**SET PROBLEM:** Identify each line holding the string "cual" and copy it.

**RAW RECORDS:**
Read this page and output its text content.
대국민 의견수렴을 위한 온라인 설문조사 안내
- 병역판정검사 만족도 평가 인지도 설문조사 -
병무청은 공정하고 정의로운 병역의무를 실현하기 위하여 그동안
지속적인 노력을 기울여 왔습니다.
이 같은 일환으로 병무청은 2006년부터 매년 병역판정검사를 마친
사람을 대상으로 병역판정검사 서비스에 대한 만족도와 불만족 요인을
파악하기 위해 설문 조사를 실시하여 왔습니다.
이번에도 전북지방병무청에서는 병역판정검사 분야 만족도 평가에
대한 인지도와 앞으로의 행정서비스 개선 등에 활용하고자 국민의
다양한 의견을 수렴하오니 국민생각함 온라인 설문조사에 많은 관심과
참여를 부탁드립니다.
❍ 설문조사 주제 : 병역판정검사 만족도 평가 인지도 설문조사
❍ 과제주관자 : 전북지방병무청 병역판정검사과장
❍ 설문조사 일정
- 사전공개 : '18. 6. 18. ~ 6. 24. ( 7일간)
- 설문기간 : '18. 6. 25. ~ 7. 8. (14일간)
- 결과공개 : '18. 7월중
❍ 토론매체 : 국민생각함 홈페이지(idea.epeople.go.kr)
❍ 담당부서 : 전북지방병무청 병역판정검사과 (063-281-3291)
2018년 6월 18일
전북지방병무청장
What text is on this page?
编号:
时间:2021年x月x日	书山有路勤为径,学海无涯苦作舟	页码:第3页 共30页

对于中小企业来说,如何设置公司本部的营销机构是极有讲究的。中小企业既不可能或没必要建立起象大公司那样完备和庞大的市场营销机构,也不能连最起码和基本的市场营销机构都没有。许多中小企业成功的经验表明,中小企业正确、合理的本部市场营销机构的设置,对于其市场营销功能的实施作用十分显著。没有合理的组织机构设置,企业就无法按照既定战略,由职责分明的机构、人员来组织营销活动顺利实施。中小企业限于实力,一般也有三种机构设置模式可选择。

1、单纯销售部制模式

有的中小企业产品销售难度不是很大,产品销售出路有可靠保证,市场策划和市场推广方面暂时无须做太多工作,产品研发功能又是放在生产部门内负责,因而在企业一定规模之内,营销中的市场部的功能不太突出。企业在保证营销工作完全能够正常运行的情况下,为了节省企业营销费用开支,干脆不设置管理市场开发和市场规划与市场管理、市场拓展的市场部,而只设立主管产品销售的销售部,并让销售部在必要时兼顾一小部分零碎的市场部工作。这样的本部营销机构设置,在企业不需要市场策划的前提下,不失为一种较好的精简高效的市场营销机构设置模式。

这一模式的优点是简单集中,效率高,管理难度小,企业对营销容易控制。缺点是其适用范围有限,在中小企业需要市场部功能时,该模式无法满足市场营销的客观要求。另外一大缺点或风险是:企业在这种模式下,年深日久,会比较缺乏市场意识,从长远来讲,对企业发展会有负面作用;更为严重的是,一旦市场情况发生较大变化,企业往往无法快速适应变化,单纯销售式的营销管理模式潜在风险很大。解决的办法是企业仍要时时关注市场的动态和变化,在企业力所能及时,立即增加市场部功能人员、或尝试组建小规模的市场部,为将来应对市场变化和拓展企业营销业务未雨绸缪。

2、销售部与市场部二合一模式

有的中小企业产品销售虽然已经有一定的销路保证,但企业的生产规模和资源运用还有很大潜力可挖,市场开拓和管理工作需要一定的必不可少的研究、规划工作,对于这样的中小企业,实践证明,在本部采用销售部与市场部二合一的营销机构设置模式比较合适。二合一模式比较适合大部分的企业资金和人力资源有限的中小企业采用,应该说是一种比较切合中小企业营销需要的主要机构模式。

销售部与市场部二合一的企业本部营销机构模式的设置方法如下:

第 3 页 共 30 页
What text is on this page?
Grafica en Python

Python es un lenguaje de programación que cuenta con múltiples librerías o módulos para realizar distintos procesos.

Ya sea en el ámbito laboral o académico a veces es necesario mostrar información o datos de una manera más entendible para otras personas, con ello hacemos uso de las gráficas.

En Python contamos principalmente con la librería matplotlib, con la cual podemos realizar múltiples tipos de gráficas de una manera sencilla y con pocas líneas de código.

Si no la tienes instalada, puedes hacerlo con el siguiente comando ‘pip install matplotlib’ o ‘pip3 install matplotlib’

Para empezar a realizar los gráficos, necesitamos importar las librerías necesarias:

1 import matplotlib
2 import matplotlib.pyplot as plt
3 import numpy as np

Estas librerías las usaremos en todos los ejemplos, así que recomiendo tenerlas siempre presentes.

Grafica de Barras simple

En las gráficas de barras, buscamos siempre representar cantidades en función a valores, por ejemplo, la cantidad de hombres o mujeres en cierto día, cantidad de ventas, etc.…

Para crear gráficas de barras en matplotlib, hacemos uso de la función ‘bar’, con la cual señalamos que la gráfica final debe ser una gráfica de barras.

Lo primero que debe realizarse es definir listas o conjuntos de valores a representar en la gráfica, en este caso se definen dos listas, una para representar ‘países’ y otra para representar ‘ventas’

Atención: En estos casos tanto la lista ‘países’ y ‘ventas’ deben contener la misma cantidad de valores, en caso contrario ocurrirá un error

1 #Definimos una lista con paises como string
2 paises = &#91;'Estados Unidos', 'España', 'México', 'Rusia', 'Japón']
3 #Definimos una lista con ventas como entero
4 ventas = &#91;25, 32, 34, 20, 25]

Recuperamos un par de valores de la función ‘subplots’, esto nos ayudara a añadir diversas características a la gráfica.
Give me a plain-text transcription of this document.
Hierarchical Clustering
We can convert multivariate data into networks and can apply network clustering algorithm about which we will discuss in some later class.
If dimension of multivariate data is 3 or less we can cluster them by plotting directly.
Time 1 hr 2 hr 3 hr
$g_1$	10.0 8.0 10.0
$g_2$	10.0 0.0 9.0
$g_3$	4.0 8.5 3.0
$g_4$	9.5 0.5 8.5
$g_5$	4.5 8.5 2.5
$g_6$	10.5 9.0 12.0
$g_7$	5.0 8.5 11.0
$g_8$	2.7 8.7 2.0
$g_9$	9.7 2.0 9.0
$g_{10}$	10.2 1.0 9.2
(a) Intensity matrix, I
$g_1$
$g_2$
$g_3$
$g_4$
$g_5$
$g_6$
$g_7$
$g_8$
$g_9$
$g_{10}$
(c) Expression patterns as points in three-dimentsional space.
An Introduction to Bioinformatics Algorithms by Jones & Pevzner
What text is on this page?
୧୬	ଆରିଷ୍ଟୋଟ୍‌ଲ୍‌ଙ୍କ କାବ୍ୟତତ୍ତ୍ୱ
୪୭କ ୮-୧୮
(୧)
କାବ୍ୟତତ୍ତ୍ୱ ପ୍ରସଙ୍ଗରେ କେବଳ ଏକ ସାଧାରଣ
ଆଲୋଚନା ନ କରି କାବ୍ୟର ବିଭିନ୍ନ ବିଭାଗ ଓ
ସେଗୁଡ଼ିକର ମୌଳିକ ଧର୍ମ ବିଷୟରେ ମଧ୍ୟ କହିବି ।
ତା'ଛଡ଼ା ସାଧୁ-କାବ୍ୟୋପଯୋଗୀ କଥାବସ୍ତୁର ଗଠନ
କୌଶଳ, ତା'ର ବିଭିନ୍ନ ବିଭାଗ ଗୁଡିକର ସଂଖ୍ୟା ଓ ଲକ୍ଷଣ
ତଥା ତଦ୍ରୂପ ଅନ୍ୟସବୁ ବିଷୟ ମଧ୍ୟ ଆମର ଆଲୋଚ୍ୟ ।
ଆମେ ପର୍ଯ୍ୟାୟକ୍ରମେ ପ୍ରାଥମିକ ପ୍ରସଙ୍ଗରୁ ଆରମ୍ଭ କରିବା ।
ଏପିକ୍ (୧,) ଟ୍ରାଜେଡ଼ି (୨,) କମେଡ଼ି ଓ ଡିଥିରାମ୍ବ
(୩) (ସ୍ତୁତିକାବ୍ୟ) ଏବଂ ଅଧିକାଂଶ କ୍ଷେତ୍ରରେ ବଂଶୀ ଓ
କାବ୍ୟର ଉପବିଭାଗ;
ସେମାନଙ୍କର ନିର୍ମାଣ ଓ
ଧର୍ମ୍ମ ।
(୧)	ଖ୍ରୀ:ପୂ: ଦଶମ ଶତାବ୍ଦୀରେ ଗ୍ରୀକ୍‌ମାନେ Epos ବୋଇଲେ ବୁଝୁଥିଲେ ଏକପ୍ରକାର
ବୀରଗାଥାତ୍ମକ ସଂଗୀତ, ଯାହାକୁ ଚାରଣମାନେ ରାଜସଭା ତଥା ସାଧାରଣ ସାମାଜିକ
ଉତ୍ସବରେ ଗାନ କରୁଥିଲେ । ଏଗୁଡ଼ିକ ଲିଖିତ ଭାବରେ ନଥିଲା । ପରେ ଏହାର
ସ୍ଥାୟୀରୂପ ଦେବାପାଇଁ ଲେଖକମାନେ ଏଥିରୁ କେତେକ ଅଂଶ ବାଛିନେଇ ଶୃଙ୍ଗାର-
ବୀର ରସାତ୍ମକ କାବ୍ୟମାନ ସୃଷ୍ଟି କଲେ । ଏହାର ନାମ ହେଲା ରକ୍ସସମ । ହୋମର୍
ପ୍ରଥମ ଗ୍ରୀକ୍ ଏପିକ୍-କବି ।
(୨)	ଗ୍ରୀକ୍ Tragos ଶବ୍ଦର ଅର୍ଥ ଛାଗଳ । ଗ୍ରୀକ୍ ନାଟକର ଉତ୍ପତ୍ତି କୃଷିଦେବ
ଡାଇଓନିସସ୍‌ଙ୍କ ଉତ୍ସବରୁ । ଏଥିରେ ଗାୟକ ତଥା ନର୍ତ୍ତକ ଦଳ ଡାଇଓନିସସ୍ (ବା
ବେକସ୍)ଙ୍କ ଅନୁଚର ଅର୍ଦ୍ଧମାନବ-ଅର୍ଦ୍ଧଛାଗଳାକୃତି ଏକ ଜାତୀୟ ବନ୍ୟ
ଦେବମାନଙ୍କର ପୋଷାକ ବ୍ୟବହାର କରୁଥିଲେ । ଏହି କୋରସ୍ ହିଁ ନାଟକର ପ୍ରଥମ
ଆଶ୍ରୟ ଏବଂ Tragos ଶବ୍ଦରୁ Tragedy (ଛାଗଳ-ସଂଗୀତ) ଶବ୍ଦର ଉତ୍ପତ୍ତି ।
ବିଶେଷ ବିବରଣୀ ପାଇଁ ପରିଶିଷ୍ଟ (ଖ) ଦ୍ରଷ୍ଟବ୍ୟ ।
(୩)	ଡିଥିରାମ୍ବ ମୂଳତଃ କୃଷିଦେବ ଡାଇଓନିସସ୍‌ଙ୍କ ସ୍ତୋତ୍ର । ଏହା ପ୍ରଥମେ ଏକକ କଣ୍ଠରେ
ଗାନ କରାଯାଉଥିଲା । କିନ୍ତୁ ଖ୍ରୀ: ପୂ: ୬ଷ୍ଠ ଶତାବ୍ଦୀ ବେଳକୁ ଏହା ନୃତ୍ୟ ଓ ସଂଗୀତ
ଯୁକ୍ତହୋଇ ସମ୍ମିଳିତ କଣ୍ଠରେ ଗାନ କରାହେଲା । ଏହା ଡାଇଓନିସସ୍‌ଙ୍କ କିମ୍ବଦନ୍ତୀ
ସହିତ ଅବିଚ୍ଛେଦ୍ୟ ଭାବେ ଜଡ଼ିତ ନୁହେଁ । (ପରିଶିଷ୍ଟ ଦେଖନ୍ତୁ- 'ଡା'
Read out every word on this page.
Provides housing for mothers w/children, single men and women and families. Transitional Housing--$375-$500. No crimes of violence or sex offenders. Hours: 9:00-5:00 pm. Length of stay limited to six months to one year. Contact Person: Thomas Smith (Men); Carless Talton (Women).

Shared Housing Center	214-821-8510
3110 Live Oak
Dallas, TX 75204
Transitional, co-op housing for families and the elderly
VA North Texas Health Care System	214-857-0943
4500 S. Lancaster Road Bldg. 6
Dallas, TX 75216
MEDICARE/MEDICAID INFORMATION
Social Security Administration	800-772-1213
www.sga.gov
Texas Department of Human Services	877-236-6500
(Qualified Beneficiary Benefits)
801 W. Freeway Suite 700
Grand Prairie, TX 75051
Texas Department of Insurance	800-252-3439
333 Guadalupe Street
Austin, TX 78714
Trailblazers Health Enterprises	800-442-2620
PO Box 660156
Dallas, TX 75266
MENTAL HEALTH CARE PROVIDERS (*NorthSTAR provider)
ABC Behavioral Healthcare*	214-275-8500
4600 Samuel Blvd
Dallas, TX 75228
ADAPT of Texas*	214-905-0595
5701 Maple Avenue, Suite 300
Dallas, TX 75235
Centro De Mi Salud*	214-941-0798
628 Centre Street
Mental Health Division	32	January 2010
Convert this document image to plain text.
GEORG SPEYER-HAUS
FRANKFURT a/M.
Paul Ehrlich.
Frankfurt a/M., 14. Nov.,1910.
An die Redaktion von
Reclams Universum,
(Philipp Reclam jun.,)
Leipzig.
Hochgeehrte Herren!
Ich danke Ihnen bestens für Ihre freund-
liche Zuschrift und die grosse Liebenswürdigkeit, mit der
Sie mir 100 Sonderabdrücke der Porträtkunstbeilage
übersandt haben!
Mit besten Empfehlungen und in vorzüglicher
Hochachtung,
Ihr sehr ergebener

**RESULT:**
En Python contamos principalmente con la librería matplotlib, con la cual podemos realizar múltiples tipos de gráficas de una manera sencilla y con pocas líneas de código.
Para crear gráficas de barras en matplotlib, hacemos uso de la función ‘bar’, con la cual señalamos que la gráfica final debe ser una gráfica de barras.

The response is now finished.